= TEXT SEGMENT =
-----

George Linius Streeter (1873-1948)

By: Kimberly A. Buettner
Published:

George Linius Streeter

George Linius Streeter was born on 12 January 1873 in Johnstown, New York, to Hannah Green Anthony and George Austin Streeter. He completed his undergraduate studies at Union College in 1895 and received his MD degree from the College of Physicians and Surgeons of Columbia University in 1899. At Columbia, Professor George S. Huntington sparked Streeter’s interest in anatomy, and Streeter also interned at Roosevelt Hospital in New York City. He then went on to Albany to teach anatomy at the Albany Medical College and to work with neurologist Henry Hun. In 1902 he studied with Ludwig Edinger at Frankfurt and with Wilhelm His at Leipzig. After working with His, Streeter shifted his focus to embryology, particularly the development of the human nervous system.

After deciding against a career in medical practice in favor of research, Streeter arrived in Baltimore to join the department of anatomy at Johns Hopkins University School of Medicine in 1904. While working under Franklin Paine Mall, Streeter was surrounded by a number of gifted researchers including Ross G. Harrison, Charles R. Bardeen, Warren H. Lewis, and Florence R. Sabin. Utilizing Mall’s extensive collection of human embryos, Streeter published a paper on cranial and spinal nerve development in human embryos, his first of many contributions to embryology. His later experimentation involved the early development of the inner ear in frog embryos, which led to many years of research on the development of the human ear. Throughout his research, Streeter gained a great appreciation for the embryo, seeing it not merely as an incomplete stage in development but as a living, growing organism.

From 1906–1907 Streeter worked at the Wistar Institute of Anatomy and Biology in Philadelphia as an assistant professor and continued his research. From 1907–1914 he held the positions of Professor in Charge of Gross Human Anatomy and Director of the Anatomical Laboratory at the University of Michigan. While in Michigan, Streeter married Julia Allen Smith of Ann Arbor in 1910. Their son and a daughter later became physicians and another daughter received her doctorate in chemistry. Streeter’s research on the embryological development of the human brain and ear caught Mall’s attention. In 1914 Mall invited Streeter to move to Johns Hopkins as a research associate at the newly developed Carnegie Institution of Washington Department of Embryology.

-----

= ACTIVITY 1 =
Answer these questions from the Streeter biography:
(a) From which institution did Streeter receive his MD degree?
(b) In what year did Streeter join the department of anatomy at Johns Hopkins University School of Medicine?
(c) Whom did Streeter marry in 1910?
= ACTIVITY 2 =
From the Streeter biography, extract word for word the part that opens with the words containing "George Linius Streeter (1873-1948)" and closes with "human nervous system.".
Answer using only the biography of George Linius Streeter.

Records from a data source:
-----

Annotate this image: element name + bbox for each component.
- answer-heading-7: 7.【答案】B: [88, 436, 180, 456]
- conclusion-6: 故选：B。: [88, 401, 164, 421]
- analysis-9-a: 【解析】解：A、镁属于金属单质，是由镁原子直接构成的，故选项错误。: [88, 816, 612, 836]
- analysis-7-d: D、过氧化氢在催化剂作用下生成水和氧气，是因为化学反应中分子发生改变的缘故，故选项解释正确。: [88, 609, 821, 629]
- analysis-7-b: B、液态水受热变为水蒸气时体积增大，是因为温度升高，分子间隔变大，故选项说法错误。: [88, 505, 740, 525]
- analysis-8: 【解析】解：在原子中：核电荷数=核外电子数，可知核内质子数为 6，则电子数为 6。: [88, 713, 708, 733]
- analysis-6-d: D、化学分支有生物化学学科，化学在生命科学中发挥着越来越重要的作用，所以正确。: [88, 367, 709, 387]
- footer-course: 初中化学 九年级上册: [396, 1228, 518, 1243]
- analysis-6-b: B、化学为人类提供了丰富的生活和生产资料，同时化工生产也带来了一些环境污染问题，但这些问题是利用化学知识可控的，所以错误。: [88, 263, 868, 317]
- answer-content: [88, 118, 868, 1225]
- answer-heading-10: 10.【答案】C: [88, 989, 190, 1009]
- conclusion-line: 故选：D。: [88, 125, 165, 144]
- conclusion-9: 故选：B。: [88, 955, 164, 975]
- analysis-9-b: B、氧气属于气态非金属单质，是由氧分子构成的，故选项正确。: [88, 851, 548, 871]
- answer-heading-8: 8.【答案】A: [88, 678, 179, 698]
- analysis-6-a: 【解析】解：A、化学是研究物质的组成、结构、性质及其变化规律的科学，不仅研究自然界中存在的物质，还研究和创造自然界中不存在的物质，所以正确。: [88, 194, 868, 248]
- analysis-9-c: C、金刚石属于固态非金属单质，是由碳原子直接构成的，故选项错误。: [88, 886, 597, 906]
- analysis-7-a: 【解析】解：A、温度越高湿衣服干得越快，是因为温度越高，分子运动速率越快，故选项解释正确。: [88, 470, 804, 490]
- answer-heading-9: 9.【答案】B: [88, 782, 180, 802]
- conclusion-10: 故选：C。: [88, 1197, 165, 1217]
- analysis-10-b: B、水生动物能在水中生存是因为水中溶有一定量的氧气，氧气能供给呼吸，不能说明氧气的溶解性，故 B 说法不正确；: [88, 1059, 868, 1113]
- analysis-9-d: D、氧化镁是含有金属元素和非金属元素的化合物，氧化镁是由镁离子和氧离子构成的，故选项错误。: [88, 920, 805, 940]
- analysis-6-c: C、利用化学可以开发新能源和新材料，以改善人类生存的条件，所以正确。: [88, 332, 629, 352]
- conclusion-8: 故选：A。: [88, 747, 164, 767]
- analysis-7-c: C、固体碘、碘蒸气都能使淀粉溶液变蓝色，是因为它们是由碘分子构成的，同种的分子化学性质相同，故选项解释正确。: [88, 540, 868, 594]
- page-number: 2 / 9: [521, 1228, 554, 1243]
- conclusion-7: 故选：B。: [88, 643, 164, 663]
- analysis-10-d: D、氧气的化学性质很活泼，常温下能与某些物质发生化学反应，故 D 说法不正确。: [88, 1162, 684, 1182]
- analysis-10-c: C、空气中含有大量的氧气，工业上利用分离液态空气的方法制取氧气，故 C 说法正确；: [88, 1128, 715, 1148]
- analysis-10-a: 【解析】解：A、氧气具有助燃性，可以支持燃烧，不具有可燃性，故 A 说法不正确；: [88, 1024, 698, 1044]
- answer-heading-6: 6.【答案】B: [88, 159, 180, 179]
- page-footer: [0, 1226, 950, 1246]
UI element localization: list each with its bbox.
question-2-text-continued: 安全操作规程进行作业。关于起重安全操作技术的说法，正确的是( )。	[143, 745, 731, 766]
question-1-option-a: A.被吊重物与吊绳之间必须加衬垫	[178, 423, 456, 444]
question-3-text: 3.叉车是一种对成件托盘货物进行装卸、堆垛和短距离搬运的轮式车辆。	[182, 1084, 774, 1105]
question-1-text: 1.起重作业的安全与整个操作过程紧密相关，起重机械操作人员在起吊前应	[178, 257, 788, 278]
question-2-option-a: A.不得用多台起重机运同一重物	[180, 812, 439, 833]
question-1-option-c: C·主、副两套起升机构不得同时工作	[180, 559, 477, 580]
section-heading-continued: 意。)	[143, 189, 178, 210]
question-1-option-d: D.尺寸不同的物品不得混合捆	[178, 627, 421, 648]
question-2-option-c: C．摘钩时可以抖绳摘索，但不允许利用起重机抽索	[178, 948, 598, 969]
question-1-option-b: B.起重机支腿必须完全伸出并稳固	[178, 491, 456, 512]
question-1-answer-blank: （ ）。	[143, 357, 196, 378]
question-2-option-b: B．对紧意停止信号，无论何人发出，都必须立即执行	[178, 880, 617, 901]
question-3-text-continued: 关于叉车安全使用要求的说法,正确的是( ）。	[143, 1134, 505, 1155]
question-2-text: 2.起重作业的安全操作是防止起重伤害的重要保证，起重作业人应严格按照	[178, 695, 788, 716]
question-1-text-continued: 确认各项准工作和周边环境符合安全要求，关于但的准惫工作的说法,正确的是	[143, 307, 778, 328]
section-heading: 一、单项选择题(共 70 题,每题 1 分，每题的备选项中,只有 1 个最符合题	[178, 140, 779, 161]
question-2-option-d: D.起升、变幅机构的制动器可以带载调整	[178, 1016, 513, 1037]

-----

= EXERCISE RESULT 1 =
(a) The College of Physicians and Surgeons of Columbia University
(b) 1904
(c) Julia Allen Smith of Ann Arbor

= EXERCISE RESULT 2 =
George Linius Streeter (1873-1948)

By: Kimberly A. Buettner
Published:

George Linius Streeter

George Linius Streeter was born on 12 January 1873 in Johnstown, New York, to Hannah Green Anthony and George Austin Streeter. He completed his undergraduate studies at Union College in 1895 and received his MD degree from the College of Physicians and Surgeons of Columbia University in 1899. At Columbia, Professor George S. Huntington sparked Streeter’s interest in anatomy, and Streeter also interned at Roosevelt Hospital in New York City. He then went on to Albany to teach anatomy at the Albany Medical College and to work with neurologist Henry Hun. In 1902 he studied with Ludwig Edinger at Frankfurt and with Wilhelm His at Leipzig. After working with His, Streeter shifted his focus to embryology, particularly the development of the human nervous system.